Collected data
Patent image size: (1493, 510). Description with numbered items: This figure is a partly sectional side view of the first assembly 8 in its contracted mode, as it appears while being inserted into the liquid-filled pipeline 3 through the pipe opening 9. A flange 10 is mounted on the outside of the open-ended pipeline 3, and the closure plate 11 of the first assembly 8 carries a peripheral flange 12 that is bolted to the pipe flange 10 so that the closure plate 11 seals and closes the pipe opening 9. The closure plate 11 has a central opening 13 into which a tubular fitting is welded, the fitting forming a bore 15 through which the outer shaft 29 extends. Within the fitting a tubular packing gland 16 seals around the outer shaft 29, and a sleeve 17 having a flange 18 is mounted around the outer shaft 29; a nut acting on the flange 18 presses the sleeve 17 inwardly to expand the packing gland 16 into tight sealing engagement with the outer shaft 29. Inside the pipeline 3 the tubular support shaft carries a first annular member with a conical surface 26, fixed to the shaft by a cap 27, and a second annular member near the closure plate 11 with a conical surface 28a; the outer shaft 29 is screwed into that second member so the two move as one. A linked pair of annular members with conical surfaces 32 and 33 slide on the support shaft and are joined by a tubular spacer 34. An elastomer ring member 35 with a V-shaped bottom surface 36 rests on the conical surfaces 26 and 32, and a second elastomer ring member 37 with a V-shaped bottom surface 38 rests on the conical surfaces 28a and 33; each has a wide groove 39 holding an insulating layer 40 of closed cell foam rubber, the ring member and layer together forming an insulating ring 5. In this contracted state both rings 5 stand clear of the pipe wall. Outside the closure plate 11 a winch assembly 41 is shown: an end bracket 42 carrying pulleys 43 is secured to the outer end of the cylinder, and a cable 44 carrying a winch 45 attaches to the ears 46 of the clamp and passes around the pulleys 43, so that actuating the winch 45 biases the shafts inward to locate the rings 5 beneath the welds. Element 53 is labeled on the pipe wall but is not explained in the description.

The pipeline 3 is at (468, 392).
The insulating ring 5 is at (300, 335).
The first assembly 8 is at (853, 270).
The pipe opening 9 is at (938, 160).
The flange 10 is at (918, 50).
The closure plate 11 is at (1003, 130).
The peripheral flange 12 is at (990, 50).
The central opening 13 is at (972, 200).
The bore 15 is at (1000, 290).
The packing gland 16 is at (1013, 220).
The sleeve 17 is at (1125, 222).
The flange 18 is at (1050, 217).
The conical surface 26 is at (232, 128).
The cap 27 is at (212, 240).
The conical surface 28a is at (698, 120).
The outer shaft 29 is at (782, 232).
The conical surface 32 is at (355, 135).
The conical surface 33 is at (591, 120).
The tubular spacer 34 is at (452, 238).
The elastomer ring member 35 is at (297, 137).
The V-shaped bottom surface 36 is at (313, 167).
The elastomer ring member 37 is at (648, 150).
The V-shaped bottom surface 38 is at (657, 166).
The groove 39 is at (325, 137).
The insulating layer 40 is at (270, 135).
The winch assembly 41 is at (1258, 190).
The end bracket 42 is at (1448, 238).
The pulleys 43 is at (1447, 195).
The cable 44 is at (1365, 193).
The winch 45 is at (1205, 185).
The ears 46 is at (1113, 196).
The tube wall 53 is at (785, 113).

_WRITTEN INSTRUCTION_
Lay out the rows as a two-column CSV with the headers request and answer, starting at the top of the rows and stopping after the line that contains "The pipeline 3 is at (468, 392).". Give one line for each request, with each text in a single quoted field and its line breaks turned into spaces.

_EXERCISE OUTPUT_
request,answer
"Patent image size: (1493, 510). Description with numbered items: This figure is a partly sectional side view of the first assembly 8 in its contracted mode, as it appears while being inserted into the liquid-filled pipeline 3 through the pipe opening 9. A flange 10 is mounted on the outside of the open-ended pipeline 3, and the closure plate 11 of the first assembly 8 carries a peripheral flange 12 that is bolted to the pipe flange 10 so that the closure plate 11 seals and closes the pipe opening 9. The closure plate 11 has a central opening 13 into which a tubular fitting is welded, the fitting forming a bore 15 through which the outer shaft 29 extends. Within the fitting a tubular packing gland 16 seals around the outer shaft 29, and a sleeve 17 having a flange 18 is mounted around the outer shaft 29; a nut acting on the flange 18 presses the sleeve 17 inwardly to expand the packing gland 16 into tight sealing engagement with the outer shaft 29. Inside the pipeline 3 the tubular support shaft carries a first annular member with a conical surface 26, fixed to the shaft by a cap 27, and a second annular member near the closure plate 11 with a conical surface 28a; the outer shaft 29 is screwed into that second member so the two move as one. A linked pair of annular members with conical surfaces 32 and 33 slide on the support shaft and are joined by a tubular spacer 34. An elastomer ring member 35 with a V-shaped bottom surface 36 rests on the conical surfaces 26 and 32, and a second elastomer ring member 37 with a V-shaped bottom surface 38 rests on the conical surfaces 28a and 33; each has a wide groove 39 holding an insulating layer 40 of closed cell foam rubber, the ring member and layer together forming an insulating ring 5. In this contracted state both rings 5 stand clear of the pipe wall. Outside the closure plate 11 a winch assembly 41 is shown: an end bracket 42 carrying pulleys 43 is secured to the outer end of the cylinder, and a cable 44 carrying a winch 45 attaches to the ears 46 of the clamp and passes around the pulleys 43, so that actuating the winch 45 biases the shafts inward to locate the rings 5 beneath the welds. Element 53 is labeled on the pipe wall but is not explained in the description.","The pipeline 3 is at (468, 392)."